Task directions
The data below must be copied in full and without any change.

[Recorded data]
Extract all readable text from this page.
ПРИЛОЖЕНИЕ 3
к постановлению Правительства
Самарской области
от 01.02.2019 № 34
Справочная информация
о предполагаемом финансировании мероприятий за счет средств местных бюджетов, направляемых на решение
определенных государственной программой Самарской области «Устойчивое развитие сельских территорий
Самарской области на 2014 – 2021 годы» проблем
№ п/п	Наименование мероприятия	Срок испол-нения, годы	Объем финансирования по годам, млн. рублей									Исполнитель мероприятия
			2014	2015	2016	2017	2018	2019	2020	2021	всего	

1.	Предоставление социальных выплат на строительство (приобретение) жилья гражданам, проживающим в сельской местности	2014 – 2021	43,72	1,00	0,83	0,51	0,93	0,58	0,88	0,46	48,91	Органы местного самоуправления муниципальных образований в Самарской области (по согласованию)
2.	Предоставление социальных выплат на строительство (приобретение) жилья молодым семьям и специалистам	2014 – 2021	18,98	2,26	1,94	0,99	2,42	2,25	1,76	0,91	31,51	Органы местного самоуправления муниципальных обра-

Correct response
Extract all readable text from this page.
ПРИЛОЖЕНИЕ 3
к постановлению Правительства
Самарской области
от 01.02.2019 № 34
Справочная информация
о предполагаемом финансировании мероприятий за счет средств местных бюджетов, направляемых на решение
определенных государственной программой Самарской области «Устойчивое развитие сельских территорий
Самарской области на 2014 – 2021 годы» проблем
№ п/п	Наименование мероприятия	Срок испол-нения, годы	Объем финансирования по годам, млн. рублей									Исполнитель мероприятия
			2014	2015	2016	2017	2018	2019	2020	2021	всего	

1.	Предоставление социальных выплат на строительство (приобретение) жилья гражданам, проживающим в сельской местности	2014 – 2021	43,72	1,00	0,83	0,51	0,93	0,58	0,88	0,46	48,91	Органы местного самоуправления муниципальных образований в Самарской области (по согласованию)
2.	Предоставление социальных выплат на строительство (приобретение) жилья молодым семьям и специалистам	2014 – 2021	18,98	2,26	1,94	0,99	2,42	2,25	1,76	0,91	31,51	Органы местного самоуправления муниципальных обра-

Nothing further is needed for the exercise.